● The request
Track down each line that has the word "enregistrée" and copy it.

** start Exercise materials **

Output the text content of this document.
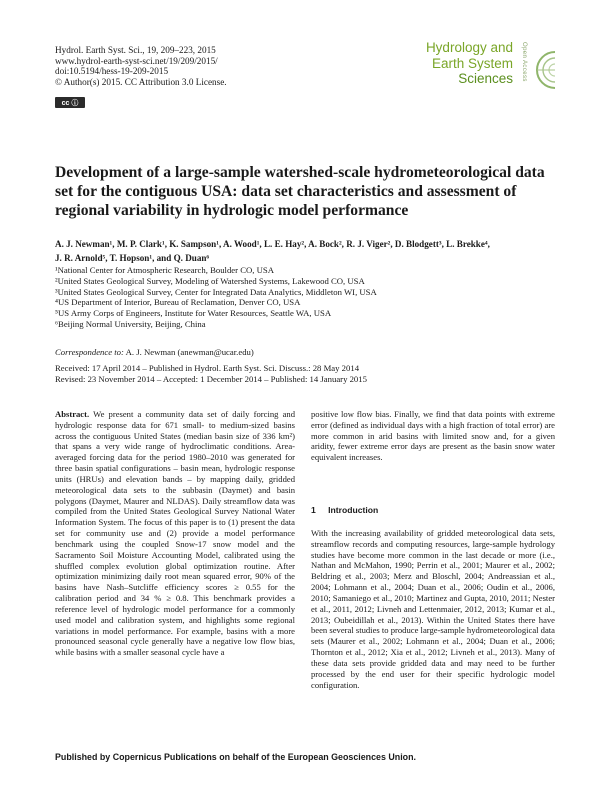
Hydrol. Earth Syst. Sci., 19, 209–223, 2015
www.hydrol-earth-syst-sci.net/19/209/2015/
doi:10.5194/hess-19-209-2015
© Author(s) 2015. CC Attribution 3.0 License.
cc ⓘ
Hydrology and
Earth System
Sciences Open Access
Development of a large-sample watershed-scale hydrometeorological data set for the contiguous USA: data set characteristics and assessment of regional variability in hydrologic model performance
A. J. Newman¹, M. P. Clark¹, K. Sampson¹, A. Wood¹, L. E. Hay², A. Bock², R. J. Viger², D. Blodgett³, L. Brekke⁴,
J. R. Arnold⁵, T. Hopson¹, and Q. Duan⁶
¹National Center for Atmospheric Research, Boulder CO, USA
²United States Geological Survey, Modeling of Watershed Systems, Lakewood CO, USA
³United States Geological Survey, Center for Integrated Data Analytics, Middleton WI, USA
⁴US Department of Interior, Bureau of Reclamation, Denver CO, USA
⁵US Army Corps of Engineers, Institute for Water Resources, Seattle WA, USA
⁶Beijing Normal University, Beijing, China
Correspondence to: A. J. Newman (anewman@ucar.edu)
Received: 17 April 2014 – Published in Hydrol. Earth Syst. Sci. Discuss.: 28 May 2014
Revised: 23 November 2014 – Accepted: 1 December 2014 – Published: 14 January 2015

Abstract. We present a community data set of daily forcing and hydrologic response data for 671 small- to medium-sized basins across the contiguous United States (median basin size of 336 km²) that spans a very wide range of hydroclimatic conditions. Area-averaged forcing data for the period 1980–2010 was generated for three basin spatial configurations – basin mean, hydrologic response units (HRUs) and elevation bands – by mapping daily, gridded meteorological data sets to the subbasin (Daymet) and basin polygons (Daymet, Maurer and NLDAS). Daily streamflow data was compiled from the United States Geological Survey National Water Information System. The focus of this paper is to (1) present the data set for community use and (2) provide a model performance benchmark using the coupled Snow-17 snow model and the Sacramento Soil Moisture Accounting Model, calibrated using the shuffled complex evolution global optimization routine. After optimization minimizing daily root mean squared error, 90% of the basins have Nash–Sutcliffe efficiency scores ≥ 0.55 for the calibration period and 34 % ≥ 0.8. This benchmark provides a reference level of hydrologic model performance for a commonly used model and calibration system, and highlights some regional variations in model performance. For example, basins with a more pronounced seasonal cycle generally have a negative low flow bias, while basins with a smaller seasonal cycle have a

positive low flow bias. Finally, we find that data points with extreme error (defined as individual days with a high fraction of total error) are more common in arid basins with limited snow and, for a given aridity, fewer extreme error days are present as the basin snow water equivalent increases.

1 Introduction

With the increasing availability of gridded meteorological data sets, streamflow records and computing resources, large-sample hydrology studies have become more common in the last decade or more (i.e., Nathan and McMahon, 1990; Perrin et al., 2001; Maurer et al., 2002; Beldring et al., 2003; Merz and Bloschl, 2004; Andreassian et al., 2004; Lohmann et al., 2004; Duan et al., 2006; Oudin et al., 2006, 2010; Samaniego et al., 2010; Martinez and Gupta, 2010, 2011; Nester et al., 2011, 2012; Livneh and Lettenmaier, 2012, 2013; Kumar et al., 2013; Oubeidillah et al., 2013). Within the United States there have been several studies to produce large-sample hydrometeorological data sets (Maurer et al., 2002; Lohmann et al., 2004; Duan et al., 2006; Thornton et al., 2012; Xia et al., 2012; Livneh et al., 2013). Many of these data sets provide gridded data and may need to be further processed by the end user for their specific hydrologic model configuration.

Published by Copernicus Publications on behalf of the European Geosciences Union.
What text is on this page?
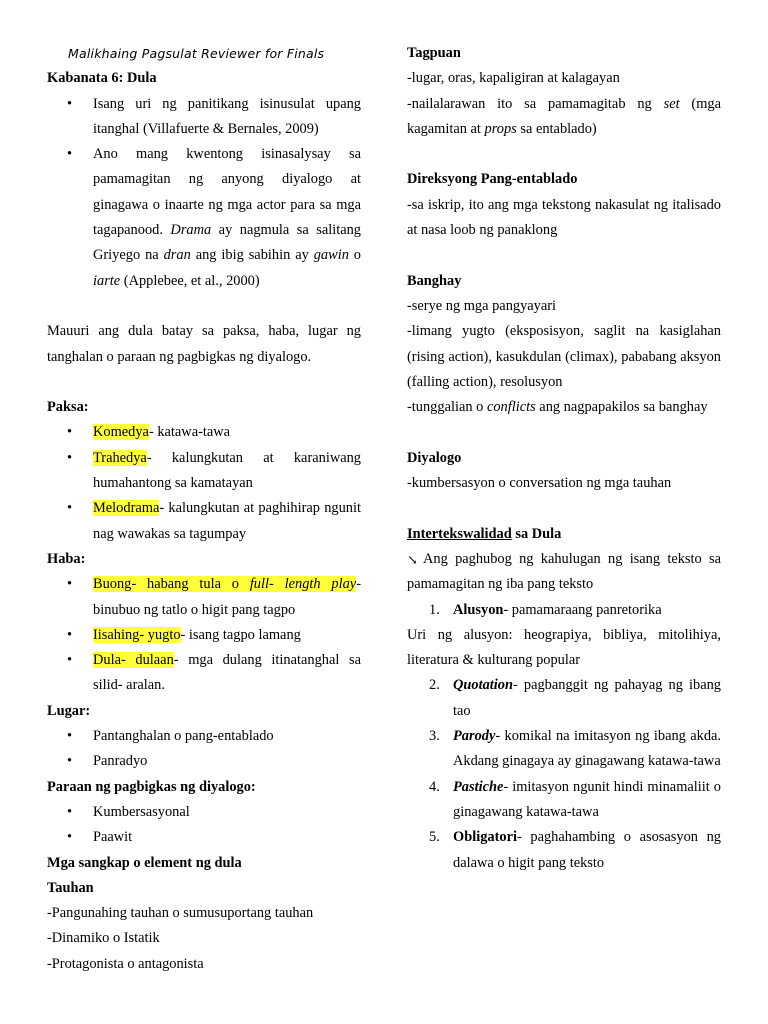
Malikhaing Pagsulat Reviewer for Finals
Kabanata 6: Dula
• Isang uri ng panitikang isinusulat upang itanghal (Villafuerte & Bernales, 2009)
• Ano mang kwentong isinasalysay sa pamamagitan ng anyong diyalogo at ginagawa o inaarte ng mga actor para sa mga tagapanood. Drama ay nagmula sa salitang Griyego na dran ang ibig sabihin ay gawin o iarte (Applebee, et al., 2000)

Mauuri ang dula batay sa paksa, haba, lugar ng tanghalan o paraan ng pagbigkas ng diyalogo.

Paksa:
• Komedya- katawa-tawa
• Trahedya- kalungkutan at karaniwang humahantong sa kamatayan
• Melodrama- kalungkutan at paghihirap ngunit nag wawakas sa tagumpay
Haba:
• Buong- habang tula o full- length play- binubuo ng tatlo o higit pang tagpo
• Iisahing- yugto- isang tagpo lamang
• Dula- dulaan- mga dulang itinatanghal sa silid- aralan.
Lugar:
• Pantanghalan o pang-entablado
• Panradyo
Paraan ng pagbigkas ng diyalogo:
• Kumbersasyonal
• Paawit
Mga sangkap o element ng dula
Tauhan
-Pangunahing tauhan o sumusuportang tauhan
-Dinamiko o Istatik
-Protagonista o antagonista
Tagpuan
-lugar, oras, kapaligiran at kalagayan

-nailalarawan ito sa pamamagitab ng set (mga kagamitan at props sa entablado)

Direksyong Pang-entablado

-sa iskrip, ito ang mga tekstong nakasulat ng italisado at nasa loob ng panaklong

Banghay
-serye ng mga pangyayari

-limang yugto (eksposisyon, saglit na kasiglahan (rising action), kasukdulan (climax), pababang aksyon (falling action), resolusyon

-tunggalian o conflicts ang nagpapakilos sa banghay

Diyalogo
-kumbersasyon o conversation ng mga tauhan
Intertekswalidad sa Dula

↘ Ang paghubog ng kahulugan ng isang teksto sa pamamagitan ng iba pang teksto

1. Alusyon- pamamaraang panretorika

Uri ng alusyon: heograpiya, bibliya, mitolihiya, literatura & kulturang popular

2. Quotation- pagbanggit ng pahayag ng ibang tao
3. Parody- komikal na imitasyon ng ibang akda. Akdang ginagaya ay ginagawang katawa-tawa
4. Pastiche- imitasyon ngunit hindi minamaliit o ginagawang katawa-tawa
5. Obligatori- paghahambing o asosasyon ng dalawa o higit pang teksto
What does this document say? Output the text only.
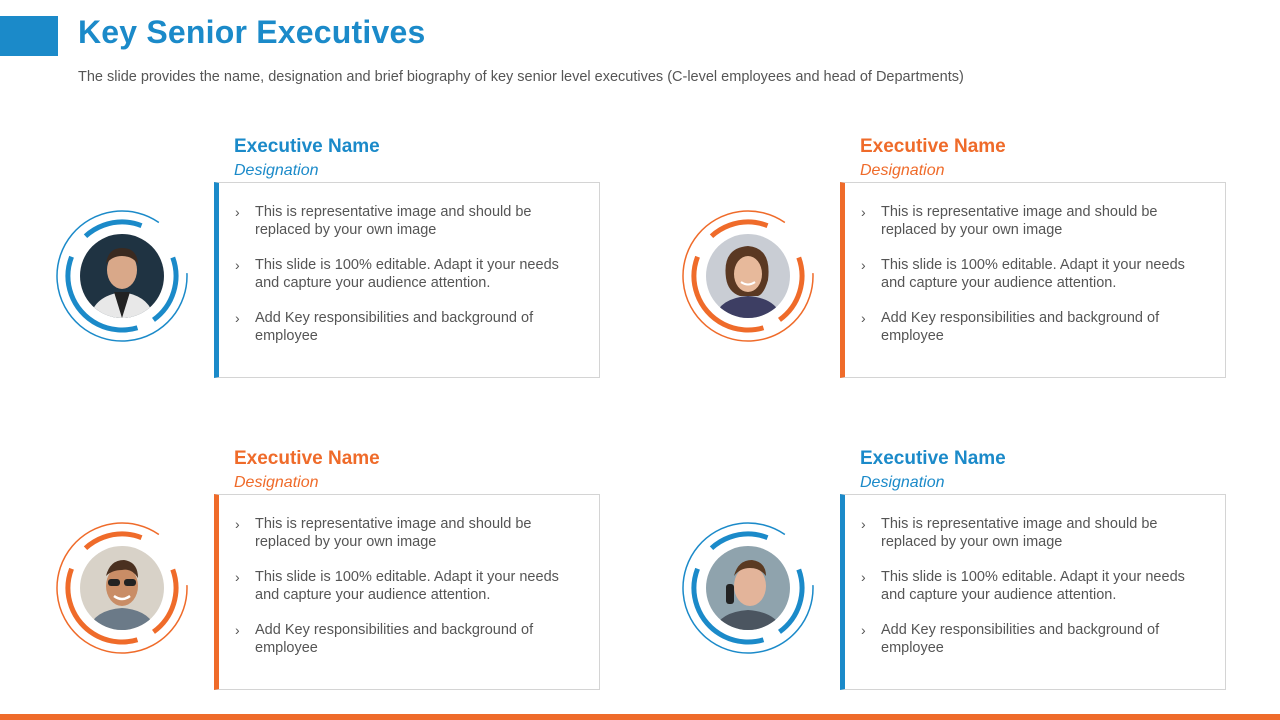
Key Senior Executives
The slide provides the name, designation and brief biography of key senior level executives (C-level employees and head of Departments)
Executive Name
Designation
› This is representative image and should be replaced by your own image
› This slide is 100% editable. Adapt it your needs and capture your audience attention.
› Add Key responsibilities and background of employee
Executive Name
Designation
› This is representative image and should be replaced by your own image
› This slide is 100% editable. Adapt it your needs and capture your audience attention.
› Add Key responsibilities and background of employee
Executive Name
Designation
› This is representative image and should be replaced by your own image
› This slide is 100% editable. Adapt it your needs and capture your audience attention.
› Add Key responsibilities and background of employee
Executive Name
Designation
› This is representative image and should be replaced by your own image
› This slide is 100% editable. Adapt it your needs and capture your audience attention.
› Add Key responsibilities and background of employee
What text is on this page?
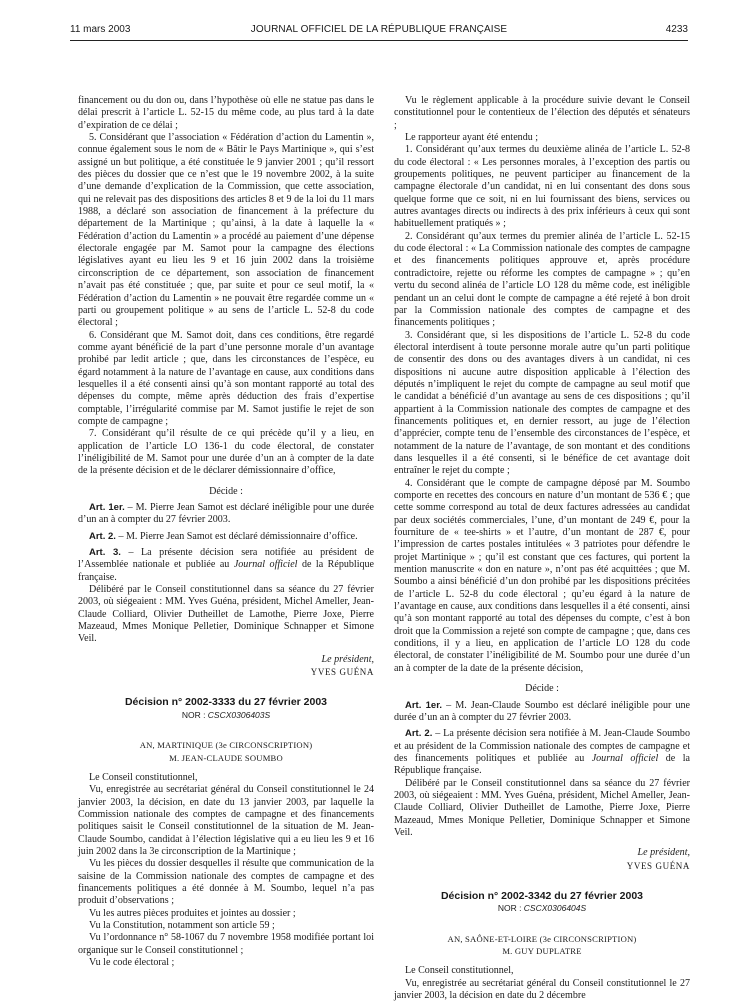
11 mars 2003	JOURNAL OFFICIEL DE LA RÉPUBLIQUE FRANÇAISE	4233

financement ou du don ou, dans l’hypothèse où elle ne statue pas dans le délai prescrit à l’article L. 52-15 du même code, au plus tard à la date d’expiration de ce délai ;

5. Considérant que l’association « Fédération d’action du Lamentin », connue également sous le nom de « Bâtir le Pays Martinique », qui s’est assigné un but politique, a été constituée le 9 janvier 2001 ; qu’il ressort des pièces du dossier que ce n’est que le 19 novembre 2002, à la suite d’une demande d’explication de la Commission, que cette association, qui ne relevait pas des dispositions des articles 8 et 9 de la loi du 11 mars 1988, a déclaré son association de financement à la préfecture du département de la Martinique ; qu’ainsi, à la date à laquelle la « Fédération d’action du Lamentin » a procédé au paiement d’une dépense électorale engagée par M. Samot pour la campagne des élections législatives ayant eu lieu les 9 et 16 juin 2002 dans la troisième circonscription de ce département, son association de financement n’avait pas été constituée ; que, par suite et pour ce seul motif, la « Fédération d’action du Lamentin » ne pouvait être regardée comme un « parti ou groupement politique » au sens de l’article L. 52-8 du code électoral ;

6. Considérant que M. Samot doit, dans ces conditions, être regardé comme ayant bénéficié de la part d’une personne morale d’un avantage prohibé par ledit article ; que, dans les circonstances de l’espèce, eu égard notamment à la nature de l’avantage en cause, aux conditions dans lesquelles il a été consenti ainsi qu’à son montant rapporté au total des dépenses du compte, même après déduction des frais d’expertise comptable, l’irrégularité commise par M. Samot justifie le rejet de son compte de campagne ;

7. Considérant qu’il résulte de ce qui précède qu’il y a lieu, en application de l’article LO 136-1 du code électoral, de constater l’inéligibilité de M. Samot pour une durée d’un an à compter de la date de la présente décision et de le déclarer démissionnaire d’office,

Décide :

Art. 1er. – M. Pierre Jean Samot est déclaré inéligible pour une durée d’un an à compter du 27 février 2003.

Art. 2. – M. Pierre Jean Samot est déclaré démissionnaire d’office.

Art. 3. – La présente décision sera notifiée au président de l’Assemblée nationale et publiée au Journal officiel de la République française.

Délibéré par le Conseil constitutionnel dans sa séance du 27 février 2003, où siégeaient : MM. Yves Guéna, président, Michel Ameller, Jean-Claude Colliard, Olivier Dutheillet de Lamothe, Pierre Joxe, Pierre Mazeaud, Mmes Monique Pelletier, Dominique Schnapper et Simone Veil.

Le président,

YVES GUÉNA

Décision n° 2002-3333 du 27 février 2003

NOR : CSCX0306403S

AN, MARTINIQUE (3e CIRCONSCRIPTION)

M. JEAN-CLAUDE SOUMBO

Le Conseil constitutionnel,

Vu, enregistrée au secrétariat général du Conseil constitutionnel le 24 janvier 2003, la décision, en date du 13 janvier 2003, par laquelle la Commission nationale des comptes de campagne et des financements politiques saisit le Conseil constitutionnel de la situation de M. Jean-Claude Soumbo, candidat à l’élection législative qui a eu lieu les 9 et 16 juin 2002 dans la 3e circonscription de la Martinique ;

Vu les pièces du dossier desquelles il résulte que communication de la saisine de la Commission nationale des comptes de campagne et des financements politiques a été donnée à M. Soumbo, lequel n’a pas produit d’observations ;

Vu les autres pièces produites et jointes au dossier ;

Vu la Constitution, notamment son article 59 ;

Vu l’ordonnance n° 58-1067 du 7 novembre 1958 modifiée portant loi organique sur le Conseil constitutionnel ;

Vu le code électoral ;

Vu le règlement applicable à la procédure suivie devant le Conseil constitutionnel pour le contentieux de l’élection des députés et sénateurs ;

Le rapporteur ayant été entendu ;

1. Considérant qu’aux termes du deuxième alinéa de l’article L. 52-8 du code électoral : « Les personnes morales, à l’exception des partis ou groupements politiques, ne peuvent participer au financement de la campagne électorale d’un candidat, ni en lui consentant des dons sous quelque forme que ce soit, ni en lui fournissant des biens, services ou autres avantages directs ou indirects à des prix inférieurs à ceux qui sont habituellement pratiqués » ;

2. Considérant qu’aux termes du premier alinéa de l’article L. 52-15 du code électoral : « La Commission nationale des comptes de campagne et des financements politiques approuve et, après procédure contradictoire, rejette ou réforme les comptes de campagne » ; qu’en vertu du second alinéa de l’article LO 128 du même code, est inéligible pendant un an celui dont le compte de campagne a été rejeté à bon droit par la Commission nationale des comptes de campagne et des financements politiques ;

3. Considérant que, si les dispositions de l’article L. 52-8 du code électoral interdisent à toute personne morale autre qu’un parti politique de consentir des dons ou des avantages divers à un candidat, ni ces dispositions ni aucune autre disposition applicable à l’élection des députés n’impliquent le rejet du compte de campagne au seul motif que le candidat a bénéficié d’un avantage au sens de ces dispositions ; qu’il appartient à la Commission nationale des comptes de campagne et des financements politiques et, en dernier ressort, au juge de l’élection d’apprécier, compte tenu de l’ensemble des circonstances de l’espèce, et notamment de la nature de l’avantage, de son montant et des conditions dans lesquelles il a été consenti, si le bénéfice de cet avantage doit entraîner le rejet du compte ;

4. Considérant que le compte de campagne déposé par M. Soumbo comporte en recettes des concours en nature d’un montant de 536 € ; que cette somme correspond au total de deux factures adressées au candidat par deux sociétés commerciales, l’une, d’un montant de 249 €, pour la fourniture de « tee-shirts » et l’autre, d’un montant de 287 €, pour l’impression de cartes postales intitulées « 3 patriotes pour défendre le projet Martinique » ; qu’il est constant que ces factures, qui portent la mention manuscrite « don en nature », n’ont pas été acquittées ; que M. Soumbo a ainsi bénéficié d’un don prohibé par les dispositions précitées de l’article L. 52-8 du code électoral ; qu’eu égard à la nature de l’avantage en cause, aux conditions dans lesquelles il a été consenti, ainsi qu’à son montant rapporté au total des dépenses du compte, c’est à bon droit que la Commission a rejeté son compte de campagne ; que, dans ces conditions, il y a lieu, en application de l’article LO 128 du code électoral, de constater l’inéligibilité de M. Soumbo pour une durée d’un an à compter de la date de la présente décision,

Décide :

Art. 1er. – M. Jean-Claude Soumbo est déclaré inéligible pour une durée d’un an à compter du 27 février 2003.

Art. 2. – La présente décision sera notifiée à M. Jean-Claude Soumbo et au président de la Commission nationale des comptes de campagne et des financements politiques et publiée au Journal officiel de la République française.

Délibéré par le Conseil constitutionnel dans sa séance du 27 février 2003, où siégeaient : MM. Yves Guéna, président, Michel Ameller, Jean-Claude Colliard, Olivier Dutheillet de Lamothe, Pierre Joxe, Pierre Mazeaud, Mmes Monique Pelletier, Dominique Schnapper et Simone Veil.

Le président,

YVES GUÉNA

Décision n° 2002-3342 du 27 février 2003

NOR : CSCX0306404S

AN, SAÔNE-ET-LOIRE (3e CIRCONSCRIPTION)

M. GUY DUPLATRE

Le Conseil constitutionnel,

Vu, enregistrée au secrétariat général du Conseil constitutionnel le 27 janvier 2003, la décision en date du 2 décembre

** end Exercise materials **

● Written response
Vu, enregistrée au secrétariat général du Conseil constitutionnel le 24 janvier 2003, la décision, en date du 13 janvier 2003, par laquelle la Commission nationale des comptes de campagne et des financements politiques saisit le Conseil constitutionnel de la situation de M. Jean-Claude Soumbo, candidat à l’élection législative qui a eu lieu les 9 et 16 juin 2002 dans la 3e circonscription de la Martinique ;
Vu, enregistrée au secrétariat général du Conseil constitutionnel le 27 janvier 2003, la décision en date du 2 décembre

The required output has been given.